◆ What you should do: Print each of the entries exactly, leaving nothing out.
** START Exercise input **
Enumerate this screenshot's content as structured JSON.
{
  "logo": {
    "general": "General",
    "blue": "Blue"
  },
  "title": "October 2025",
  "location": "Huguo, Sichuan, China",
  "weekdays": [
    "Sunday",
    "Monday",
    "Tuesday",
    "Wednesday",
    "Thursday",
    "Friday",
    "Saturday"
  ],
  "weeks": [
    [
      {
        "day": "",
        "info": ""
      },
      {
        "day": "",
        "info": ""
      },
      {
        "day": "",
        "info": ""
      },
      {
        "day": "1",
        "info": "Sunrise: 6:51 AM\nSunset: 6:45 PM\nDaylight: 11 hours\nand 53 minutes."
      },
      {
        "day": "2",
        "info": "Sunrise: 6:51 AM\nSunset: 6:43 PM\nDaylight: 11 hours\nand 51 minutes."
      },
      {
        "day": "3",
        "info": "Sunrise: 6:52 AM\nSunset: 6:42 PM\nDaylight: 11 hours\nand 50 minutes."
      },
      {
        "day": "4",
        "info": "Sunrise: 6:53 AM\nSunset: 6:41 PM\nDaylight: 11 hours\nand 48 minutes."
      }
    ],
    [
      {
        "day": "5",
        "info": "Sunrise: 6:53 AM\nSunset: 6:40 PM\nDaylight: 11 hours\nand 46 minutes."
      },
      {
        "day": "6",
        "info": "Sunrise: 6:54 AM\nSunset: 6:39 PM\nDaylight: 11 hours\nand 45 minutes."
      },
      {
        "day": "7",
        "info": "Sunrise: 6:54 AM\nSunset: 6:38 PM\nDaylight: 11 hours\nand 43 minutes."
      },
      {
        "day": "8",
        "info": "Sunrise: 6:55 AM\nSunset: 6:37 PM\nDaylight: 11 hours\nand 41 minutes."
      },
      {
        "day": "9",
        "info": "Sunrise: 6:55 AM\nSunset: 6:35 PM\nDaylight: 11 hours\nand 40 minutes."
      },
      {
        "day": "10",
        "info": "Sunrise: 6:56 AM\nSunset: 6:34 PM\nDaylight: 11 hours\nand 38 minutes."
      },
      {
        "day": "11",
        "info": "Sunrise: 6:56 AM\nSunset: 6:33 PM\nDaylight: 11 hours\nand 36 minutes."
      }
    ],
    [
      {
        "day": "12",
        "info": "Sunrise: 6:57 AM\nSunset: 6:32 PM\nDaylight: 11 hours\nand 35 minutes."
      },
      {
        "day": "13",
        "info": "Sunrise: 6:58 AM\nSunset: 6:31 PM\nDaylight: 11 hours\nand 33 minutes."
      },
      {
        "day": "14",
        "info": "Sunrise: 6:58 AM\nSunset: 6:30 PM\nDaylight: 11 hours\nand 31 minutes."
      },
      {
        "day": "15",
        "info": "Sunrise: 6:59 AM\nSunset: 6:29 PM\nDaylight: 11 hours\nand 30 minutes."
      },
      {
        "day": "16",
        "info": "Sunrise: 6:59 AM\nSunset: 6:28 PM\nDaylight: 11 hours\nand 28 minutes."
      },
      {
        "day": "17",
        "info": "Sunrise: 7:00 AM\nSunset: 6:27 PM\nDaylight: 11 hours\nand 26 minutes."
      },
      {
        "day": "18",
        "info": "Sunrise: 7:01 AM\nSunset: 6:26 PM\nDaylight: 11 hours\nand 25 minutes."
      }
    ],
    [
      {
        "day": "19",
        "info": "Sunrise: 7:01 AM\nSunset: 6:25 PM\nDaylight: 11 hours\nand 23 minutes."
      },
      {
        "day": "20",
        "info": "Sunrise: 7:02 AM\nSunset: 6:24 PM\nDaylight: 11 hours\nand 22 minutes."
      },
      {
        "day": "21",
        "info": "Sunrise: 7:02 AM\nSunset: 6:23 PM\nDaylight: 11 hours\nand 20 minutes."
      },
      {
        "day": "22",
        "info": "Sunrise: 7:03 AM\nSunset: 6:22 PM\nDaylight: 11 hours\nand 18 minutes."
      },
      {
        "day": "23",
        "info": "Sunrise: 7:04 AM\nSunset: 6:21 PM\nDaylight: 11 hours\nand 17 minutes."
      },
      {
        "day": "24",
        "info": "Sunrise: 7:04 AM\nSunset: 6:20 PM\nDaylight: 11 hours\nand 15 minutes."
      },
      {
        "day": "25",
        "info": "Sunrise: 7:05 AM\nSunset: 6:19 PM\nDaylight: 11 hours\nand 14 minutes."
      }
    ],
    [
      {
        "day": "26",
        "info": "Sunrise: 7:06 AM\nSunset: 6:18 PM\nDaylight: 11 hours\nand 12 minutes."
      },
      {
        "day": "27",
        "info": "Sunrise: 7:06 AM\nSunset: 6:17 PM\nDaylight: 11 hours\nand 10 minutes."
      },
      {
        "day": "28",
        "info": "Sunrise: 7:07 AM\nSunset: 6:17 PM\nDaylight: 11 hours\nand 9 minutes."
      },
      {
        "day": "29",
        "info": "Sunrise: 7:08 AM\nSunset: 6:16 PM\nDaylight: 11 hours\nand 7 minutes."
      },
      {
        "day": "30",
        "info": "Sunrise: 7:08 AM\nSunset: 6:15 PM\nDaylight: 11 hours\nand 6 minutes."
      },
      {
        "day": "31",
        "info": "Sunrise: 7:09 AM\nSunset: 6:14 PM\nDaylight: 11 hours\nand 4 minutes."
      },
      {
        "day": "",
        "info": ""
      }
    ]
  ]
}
** END Exercise input **
◆ Exercise response:
Enumerate this screenshot's content as structured JSON.
{
  "logo": {
    "general": "General",
    "blue": "Blue"
  },
  "title": "October 2025",
  "location": "Huguo, Sichuan, China",
  "weekdays": [
    "Sunday",
    "Monday",
    "Tuesday",
    "Wednesday",
    "Thursday",
    "Friday",
    "Saturday"
  ],
  "weeks": [
    [
      {
        "day": "",
        "info": ""
      },
      {
        "day": "",
        "info": ""
      },
      {
        "day": "",
        "info": ""
      },
      {
        "day": "1",
        "info": "Sunrise: 6:51 AM\nSunset: 6:45 PM\nDaylight: 11 hours\nand 53 minutes."
      },
      {
        "day": "2",
        "info": "Sunrise: 6:51 AM\nSunset: 6:43 PM\nDaylight: 11 hours\nand 51 minutes."
      },
      {
        "day": "3",
        "info": "Sunrise: 6:52 AM\nSunset: 6:42 PM\nDaylight: 11 hours\nand 50 minutes."
      },
      {
        "day": "4",
        "info": "Sunrise: 6:53 AM\nSunset: 6:41 PM\nDaylight: 11 hours\nand 48 minutes."
      }
    ],
    [
      {
        "day": "5",
        "info": "Sunrise: 6:53 AM\nSunset: 6:40 PM\nDaylight: 11 hours\nand 46 minutes."
      },
      {
        "day": "6",
        "info": "Sunrise: 6:54 AM\nSunset: 6:39 PM\nDaylight: 11 hours\nand 45 minutes."
      },
      {
        "day": "7",
        "info": "Sunrise: 6:54 AM\nSunset: 6:38 PM\nDaylight: 11 hours\nand 43 minutes."
      },
      {
        "day": "8",
        "info": "Sunrise: 6:55 AM\nSunset: 6:37 PM\nDaylight: 11 hours\nand 41 minutes."
      },
      {
        "day": "9",
        "info": "Sunrise: 6:55 AM\nSunset: 6:35 PM\nDaylight: 11 hours\nand 40 minutes."
      },
      {
        "day": "10",
        "info": "Sunrise: 6:56 AM\nSunset: 6:34 PM\nDaylight: 11 hours\nand 38 minutes."
      },
      {
        "day": "11",
        "info": "Sunrise: 6:56 AM\nSunset: 6:33 PM\nDaylight: 11 hours\nand 36 minutes."
      }
    ],
    [
      {
        "day": "12",
        "info": "Sunrise: 6:57 AM\nSunset: 6:32 PM\nDaylight: 11 hours\nand 35 minutes."
      },
      {
        "day": "13",
        "info": "Sunrise: 6:58 AM\nSunset: 6:31 PM\nDaylight: 11 hours\nand 33 minutes."
      },
      {
        "day": "14",
        "info": "Sunrise: 6:58 AM\nSunset: 6:30 PM\nDaylight: 11 hours\nand 31 minutes."
      },
      {
        "day": "15",
        "info": "Sunrise: 6:59 AM\nSunset: 6:29 PM\nDaylight: 11 hours\nand 30 minutes."
      },
      {
        "day": "16",
        "info": "Sunrise: 6:59 AM\nSunset: 6:28 PM\nDaylight: 11 hours\nand 28 minutes."
      },
      {
        "day": "17",
        "info": "Sunrise: 7:00 AM\nSunset: 6:27 PM\nDaylight: 11 hours\nand 26 minutes."
      },
      {
        "day": "18",
        "info": "Sunrise: 7:01 AM\nSunset: 6:26 PM\nDaylight: 11 hours\nand 25 minutes."
      }
    ],
    [
      {
        "day": "19",
        "info": "Sunrise: 7:01 AM\nSunset: 6:25 PM\nDaylight: 11 hours\nand 23 minutes."
      },
      {
        "day": "20",
        "info": "Sunrise: 7:02 AM\nSunset: 6:24 PM\nDaylight: 11 hours\nand 22 minutes."
      },
      {
        "day": "21",
        "info": "Sunrise: 7:02 AM\nSunset: 6:23 PM\nDaylight: 11 hours\nand 20 minutes."
      },
      {
        "day": "22",
        "info": "Sunrise: 7:03 AM\nSunset: 6:22 PM\nDaylight: 11 hours\nand 18 minutes."
      },
      {
        "day": "23",
        "info": "Sunrise: 7:04 AM\nSunset: 6:21 PM\nDaylight: 11 hours\nand 17 minutes."
      },
      {
        "day": "24",
        "info": "Sunrise: 7:04 AM\nSunset: 6:20 PM\nDaylight: 11 hours\nand 15 minutes."
      },
      {
        "day": "25",
        "info": "Sunrise: 7:05 AM\nSunset: 6:19 PM\nDaylight: 11 hours\nand 14 minutes."
      }
    ],
    [
      {
        "day": "26",
        "info": "Sunrise: 7:06 AM\nSunset: 6:18 PM\nDaylight: 11 hours\nand 12 minutes."
      },
      {
        "day": "27",
        "info": "Sunrise: 7:06 AM\nSunset: 6:17 PM\nDaylight: 11 hours\nand 10 minutes."
      },
      {
        "day": "28",
        "info": "Sunrise: 7:07 AM\nSunset: 6:17 PM\nDaylight: 11 hours\nand 9 minutes."
      },
      {
        "day": "29",
        "info": "Sunrise: 7:08 AM\nSunset: 6:16 PM\nDaylight: 11 hours\nand 7 minutes."
      },
      {
        "day": "30",
        "info": "Sunrise: 7:08 AM\nSunset: 6:15 PM\nDaylight: 11 hours\nand 6 minutes."
      },
      {
        "day": "31",
        "info": "Sunrise: 7:09 AM\nSunset: 6:14 PM\nDaylight: 11 hours\nand 4 minutes."
      },
      {
        "day": "",
        "info": ""
      }
    ]
  ]
}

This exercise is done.